**Supplied data**
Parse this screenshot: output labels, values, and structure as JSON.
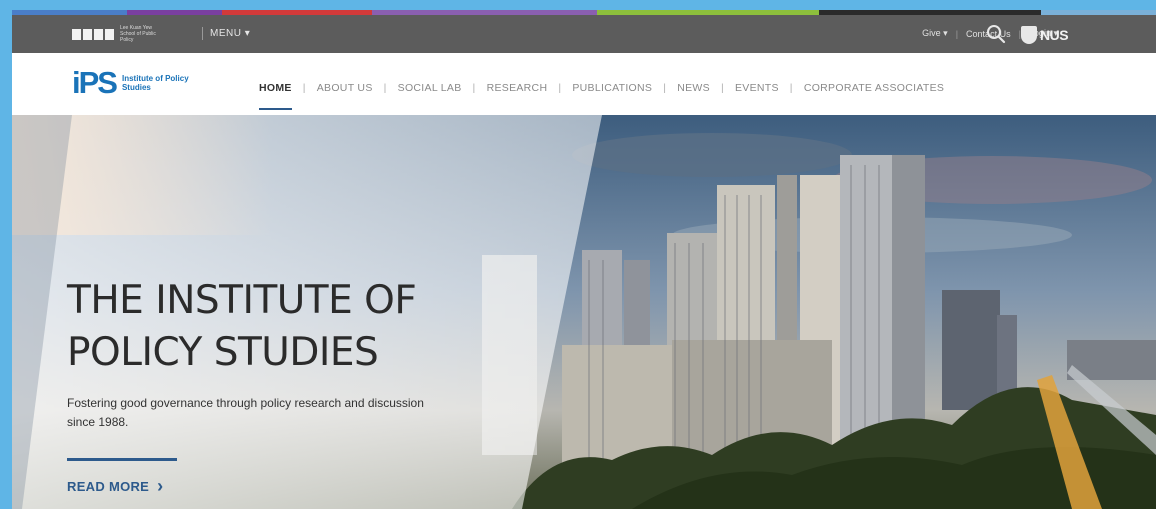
{
  "colors": {
    "frame": "#5fb5e6",
    "utility_bar": "#5c5c5c",
    "brand_blue": "#1a73b8",
    "accent_navy": "#2d5a8c",
    "stripe": [
      "#4a7ec8",
      "#7a3fa0",
      "#d23a3a",
      "#8a5fb0",
      "#5c5c5c",
      "#8dbf3c",
      "#2a2a2a",
      "#7ab0d8"
    ]
  },
  "utility": {
    "logo_caption": "Lee Kuan Yew School of Public Policy",
    "menu_label": "MENU",
    "menu_icon": "chevron-down-icon",
    "give_label": "Give",
    "contact_label": "Contact Us",
    "login_label": "Login",
    "search_icon": "search-icon",
    "nus_label": "NUS"
  },
  "brand": {
    "logo_mark": "iPS",
    "logo_text": "Institute of Policy Studies"
  },
  "nav": {
    "items": [
      {
        "label": "HOME"
      },
      {
        "label": "ABOUT US"
      },
      {
        "label": "SOCIAL LAB"
      },
      {
        "label": "RESEARCH"
      },
      {
        "label": "PUBLICATIONS"
      },
      {
        "label": "NEWS"
      },
      {
        "label": "EVENTS"
      },
      {
        "label": "CORPORATE ASSOCIATES"
      }
    ],
    "active": "HOME",
    "separator": "|"
  },
  "hero": {
    "title_line1": "THE INSTITUTE OF",
    "title_line2": "POLICY STUDIES",
    "subtitle": "Fostering good governance through policy research and discussion since 1988.",
    "cta_label": "READ MORE",
    "cta_icon": "chevron-right-icon"
  }
}
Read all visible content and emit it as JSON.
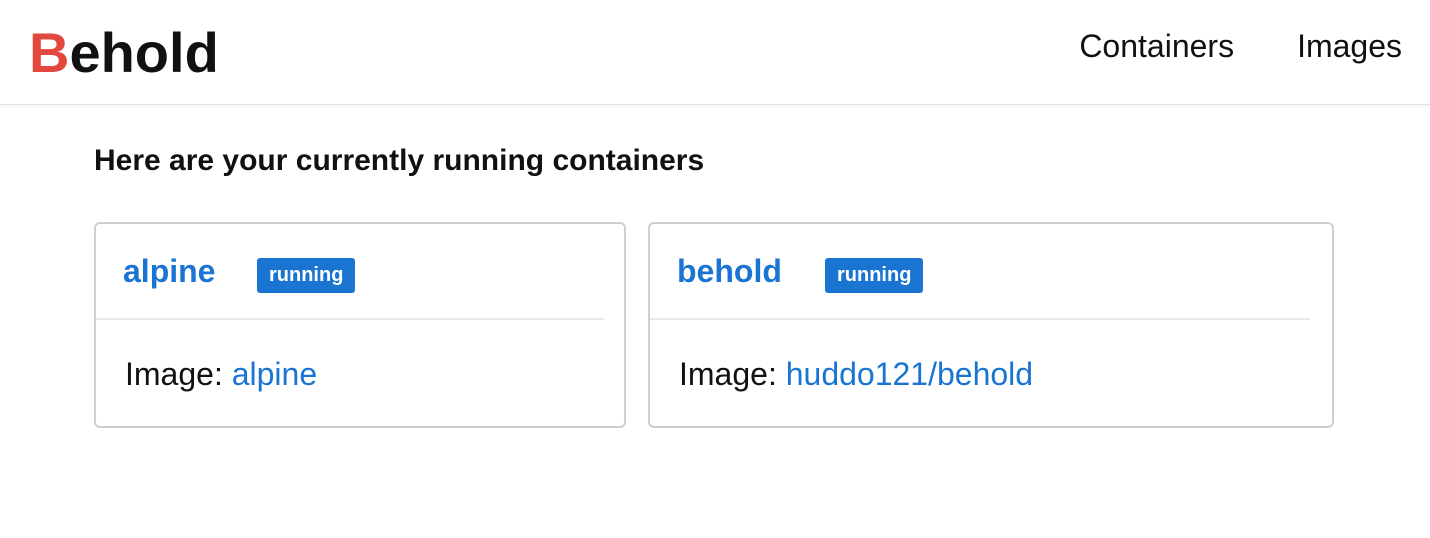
{
  "brand": {
    "first_letter": "B",
    "rest": "ehold"
  },
  "nav": {
    "items": [
      {
        "label": "Containers"
      },
      {
        "label": "Images"
      }
    ]
  },
  "main": {
    "heading": "Here are your currently running containers",
    "image_label": "Image:",
    "containers": [
      {
        "name": "alpine",
        "status": "running",
        "image": "alpine"
      },
      {
        "name": "behold",
        "status": "running",
        "image": "huddo121/behold"
      }
    ]
  },
  "colors": {
    "accent": "#1a75d2",
    "brand_first_letter": "#e2483d",
    "text": "#111111",
    "card_border": "#cfcfcf"
  }
}
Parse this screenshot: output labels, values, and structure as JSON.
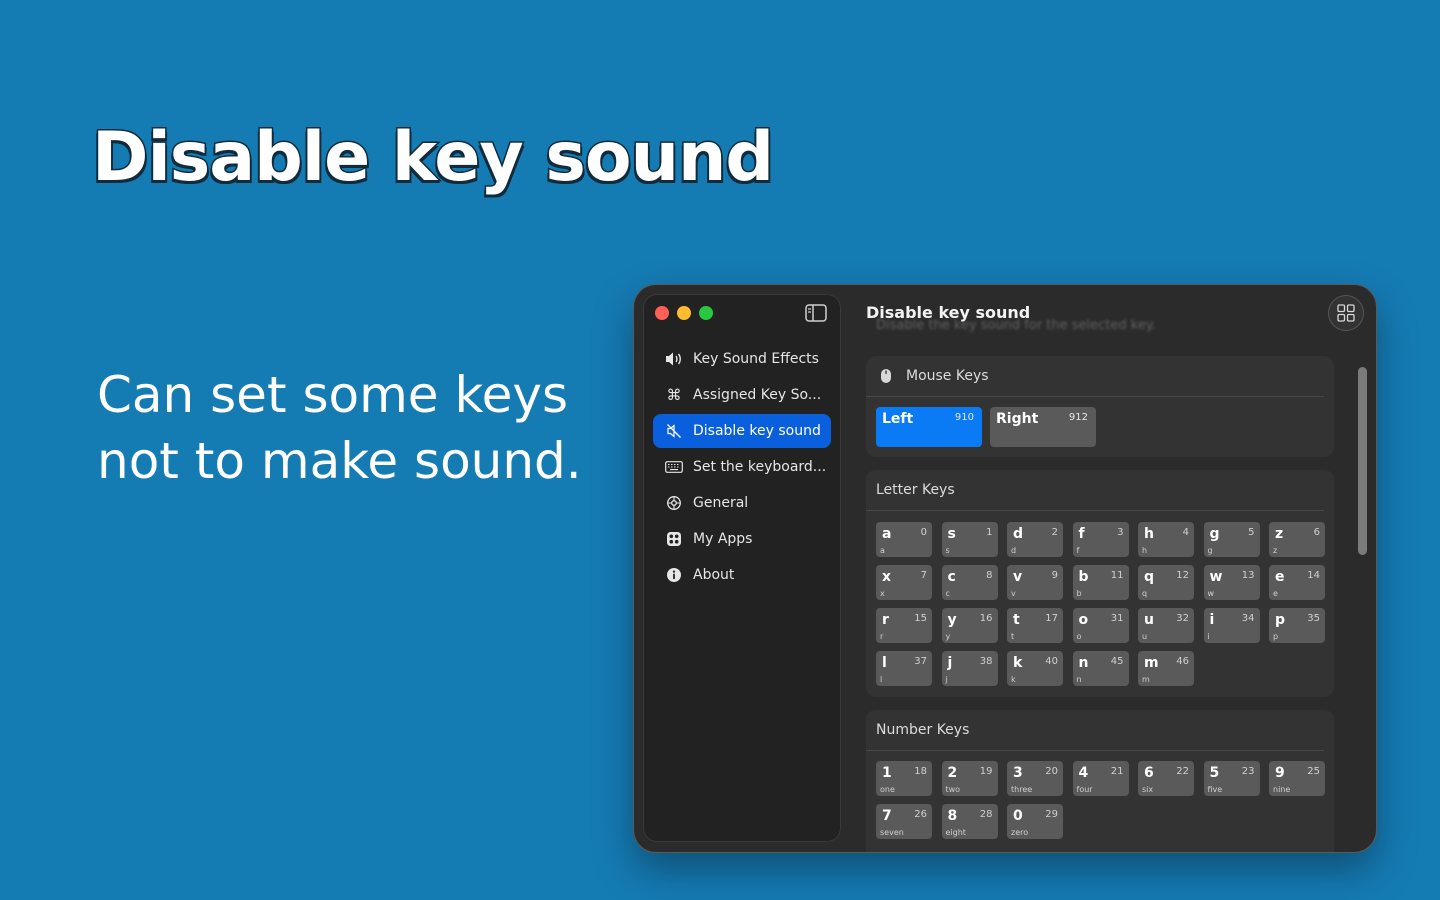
{
  "promo": {
    "headline": "Disable key sound",
    "subline": "Can set some keys not to make sound."
  },
  "sidebar": {
    "items": [
      {
        "label": "Key Sound Effects",
        "icon": "speaker-icon",
        "active": false
      },
      {
        "label": "Assigned Key So...",
        "icon": "command-icon",
        "active": false
      },
      {
        "label": "Disable key sound",
        "icon": "speaker-slash-icon",
        "active": true
      },
      {
        "label": "Set the keyboard...",
        "icon": "keyboard-icon",
        "active": false
      },
      {
        "label": "General",
        "icon": "gear-icon",
        "active": false
      },
      {
        "label": "My Apps",
        "icon": "apps-icon",
        "active": false
      },
      {
        "label": "About",
        "icon": "info-icon",
        "active": false
      }
    ]
  },
  "main": {
    "title": "Disable key sound",
    "subtitle": "Disable the key sound for the selected key."
  },
  "mouse_keys": {
    "title": "Mouse Keys",
    "keys": [
      {
        "label": "Left",
        "code": "910",
        "selected": true
      },
      {
        "label": "Right",
        "code": "912",
        "selected": false
      }
    ]
  },
  "letter_keys": {
    "title": "Letter Keys",
    "keys": [
      {
        "label": "a",
        "code": "0",
        "sub": "a"
      },
      {
        "label": "s",
        "code": "1",
        "sub": "s"
      },
      {
        "label": "d",
        "code": "2",
        "sub": "d"
      },
      {
        "label": "f",
        "code": "3",
        "sub": "f"
      },
      {
        "label": "h",
        "code": "4",
        "sub": "h"
      },
      {
        "label": "g",
        "code": "5",
        "sub": "g"
      },
      {
        "label": "z",
        "code": "6",
        "sub": "z"
      },
      {
        "label": "x",
        "code": "7",
        "sub": "x"
      },
      {
        "label": "c",
        "code": "8",
        "sub": "c"
      },
      {
        "label": "v",
        "code": "9",
        "sub": "v"
      },
      {
        "label": "b",
        "code": "11",
        "sub": "b"
      },
      {
        "label": "q",
        "code": "12",
        "sub": "q"
      },
      {
        "label": "w",
        "code": "13",
        "sub": "w"
      },
      {
        "label": "e",
        "code": "14",
        "sub": "e"
      },
      {
        "label": "r",
        "code": "15",
        "sub": "r"
      },
      {
        "label": "y",
        "code": "16",
        "sub": "y"
      },
      {
        "label": "t",
        "code": "17",
        "sub": "t"
      },
      {
        "label": "o",
        "code": "31",
        "sub": "o"
      },
      {
        "label": "u",
        "code": "32",
        "sub": "u"
      },
      {
        "label": "i",
        "code": "34",
        "sub": "i"
      },
      {
        "label": "p",
        "code": "35",
        "sub": "p"
      },
      {
        "label": "l",
        "code": "37",
        "sub": "l"
      },
      {
        "label": "j",
        "code": "38",
        "sub": "j"
      },
      {
        "label": "k",
        "code": "40",
        "sub": "k"
      },
      {
        "label": "n",
        "code": "45",
        "sub": "n"
      },
      {
        "label": "m",
        "code": "46",
        "sub": "m"
      }
    ]
  },
  "number_keys": {
    "title": "Number Keys",
    "keys": [
      {
        "label": "1",
        "code": "18",
        "sub": "one"
      },
      {
        "label": "2",
        "code": "19",
        "sub": "two"
      },
      {
        "label": "3",
        "code": "20",
        "sub": "three"
      },
      {
        "label": "4",
        "code": "21",
        "sub": "four"
      },
      {
        "label": "6",
        "code": "22",
        "sub": "six"
      },
      {
        "label": "5",
        "code": "23",
        "sub": "five"
      },
      {
        "label": "9",
        "code": "25",
        "sub": "nine"
      },
      {
        "label": "7",
        "code": "26",
        "sub": "seven"
      },
      {
        "label": "8",
        "code": "28",
        "sub": "eight"
      },
      {
        "label": "0",
        "code": "29",
        "sub": "zero"
      }
    ]
  },
  "colors": {
    "background": "#157bb3",
    "accent": "#0a60dc",
    "key": "#5a5a5a",
    "mouse_selected": "#0a7af5"
  }
}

**Stated task**
Every entry above needs to be retyped exactly; drop the pictures.

**Solution**
Parse this screenshot: output labels, values, and structure as JSON.
{
  "colors": {
    "frame": "#5fb5e6",
    "utility_bar": "#5c5c5c",
    "brand_blue": "#1a73b8",
    "accent_navy": "#2d5a8c",
    "stripe": [
      "#4a7ec8",
      "#7a3fa0",
      "#d23a3a",
      "#8a5fb0",
      "#5c5c5c",
      "#8dbf3c",
      "#2a2a2a",
      "#7ab0d8"
    ]
  },
  "utility": {
    "logo_caption": "Lee Kuan Yew School of Public Policy",
    "menu_label": "MENU",
    "menu_icon": "chevron-down-icon",
    "give_label": "Give",
    "contact_label": "Contact Us",
    "login_label": "Login",
    "search_icon": "search-icon",
    "nus_label": "NUS"
  },
  "brand": {
    "logo_mark": "iPS",
    "logo_text": "Institute of Policy Studies"
  },
  "nav": {
    "items": [
      {
        "label": "HOME"
      },
      {
        "label": "ABOUT US"
      },
      {
        "label": "SOCIAL LAB"
      },
      {
        "label": "RESEARCH"
      },
      {
        "label": "PUBLICATIONS"
      },
      {
        "label": "NEWS"
      },
      {
        "label": "EVENTS"
      },
      {
        "label": "CORPORATE ASSOCIATES"
      }
    ],
    "active": "HOME",
    "separator": "|"
  },
  "hero": {
    "title_line1": "THE INSTITUTE OF",
    "title_line2": "POLICY STUDIES",
    "subtitle": "Fostering good governance through policy research and discussion since 1988.",
    "cta_label": "READ MORE",
    "cta_icon": "chevron-right-icon"
  }
}
Read all visible content and emit it as JSON.
{
  "brand": {
    "first_letter": "B",
    "rest": "ehold"
  },
  "nav": {
    "items": [
      {
        "label": "Containers"
      },
      {
        "label": "Images"
      }
    ]
  },
  "main": {
    "heading": "Here are your currently running containers",
    "image_label": "Image:",
    "containers": [
      {
        "name": "alpine",
        "status": "running",
        "image": "alpine"
      },
      {
        "name": "behold",
        "status": "running",
        "image": "huddo121/behold"
      }
    ]
  },
  "colors": {
    "accent": "#1a75d2",
    "brand_first_letter": "#e2483d",
    "text": "#111111",
    "card_border": "#cfcfcf"
  }
}
Parse this screenshot: output labels, values, and structure as JSON.
{
  "promo": {
    "headline": "Disable key sound",
    "subline": "Can set some keys not to make sound."
  },
  "sidebar": {
    "items": [
      {
        "label": "Key Sound Effects",
        "icon": "speaker-icon",
        "active": false
      },
      {
        "label": "Assigned Key So...",
        "icon": "command-icon",
        "active": false
      },
      {
        "label": "Disable key sound",
        "icon": "speaker-slash-icon",
        "active": true
      },
      {
        "label": "Set the keyboard...",
        "icon": "keyboard-icon",
        "active": false
      },
      {
        "label": "General",
        "icon": "gear-icon",
        "active": false
      },
      {
        "label": "My Apps",
        "icon": "apps-icon",
        "active": false
      },
      {
        "label": "About",
        "icon": "info-icon",
        "active": false
      }
    ]
  },
  "main": {
    "title": "Disable key sound",
    "subtitle": "Disable the key sound for the selected key."
  },
  "mouse_keys": {
    "title": "Mouse Keys",
    "keys": [
      {
        "label": "Left",
        "code": "910",
        "selected": true
      },
      {
        "label": "Right",
        "code": "912",
        "selected": false
      }
    ]
  },
  "letter_keys": {
    "title": "Letter Keys",
    "keys": [
      {
        "label": "a",
        "code": "0",
        "sub": "a"
      },
      {
        "label": "s",
        "code": "1",
        "sub": "s"
      },
      {
        "label": "d",
        "code": "2",
        "sub": "d"
      },
      {
        "label": "f",
        "code": "3",
        "sub": "f"
      },
      {
        "label": "h",
        "code": "4",
        "sub": "h"
      },
      {
        "label": "g",
        "code": "5",
        "sub": "g"
      },
      {
        "label": "z",
        "code": "6",
        "sub": "z"
      },
      {
        "label": "x",
        "code": "7",
        "sub": "x"
      },
      {
        "label": "c",
        "code": "8",
        "sub": "c"
      },
      {
        "label": "v",
        "code": "9",
        "sub": "v"
      },
      {
        "label": "b",
        "code": "11",
        "sub": "b"
      },
      {
        "label": "q",
        "code": "12",
        "sub": "q"
      },
      {
        "label": "w",
        "code": "13",
        "sub": "w"
      },
      {
        "label": "e",
        "code": "14",
        "sub": "e"
      },
      {
        "label": "r",
        "code": "15",
        "sub": "r"
      },
      {
        "label": "y",
        "code": "16",
        "sub": "y"
      },
      {
        "label": "t",
        "code": "17",
        "sub": "t"
      },
      {
        "label": "o",
        "code": "31",
        "sub": "o"
      },
      {
        "label": "u",
        "code": "32",
        "sub": "u"
      },
      {
        "label": "i",
        "code": "34",
        "sub": "i"
      },
      {
        "label": "p",
        "code": "35",
        "sub": "p"
      },
      {
        "label": "l",
        "code": "37",
        "sub": "l"
      },
      {
        "label": "j",
        "code": "38",
        "sub": "j"
      },
      {
        "label": "k",
        "code": "40",
        "sub": "k"
      },
      {
        "label": "n",
        "code": "45",
        "sub": "n"
      },
      {
        "label": "m",
        "code": "46",
        "sub": "m"
      }
    ]
  },
  "number_keys": {
    "title": "Number Keys",
    "keys": [
      {
        "label": "1",
        "code": "18",
        "sub": "one"
      },
      {
        "label": "2",
        "code": "19",
        "sub": "two"
      },
      {
        "label": "3",
        "code": "20",
        "sub": "three"
      },
      {
        "label": "4",
        "code": "21",
        "sub": "four"
      },
      {
        "label": "6",
        "code": "22",
        "sub": "six"
      },
      {
        "label": "5",
        "code": "23",
        "sub": "five"
      },
      {
        "label": "9",
        "code": "25",
        "sub": "nine"
      },
      {
        "label": "7",
        "code": "26",
        "sub": "seven"
      },
      {
        "label": "8",
        "code": "28",
        "sub": "eight"
      },
      {
        "label": "0",
        "code": "29",
        "sub": "zero"
      }
    ]
  },
  "colors": {
    "background": "#157bb3",
    "accent": "#0a60dc",
    "key": "#5a5a5a",
    "mouse_selected": "#0a7af5"
  }
}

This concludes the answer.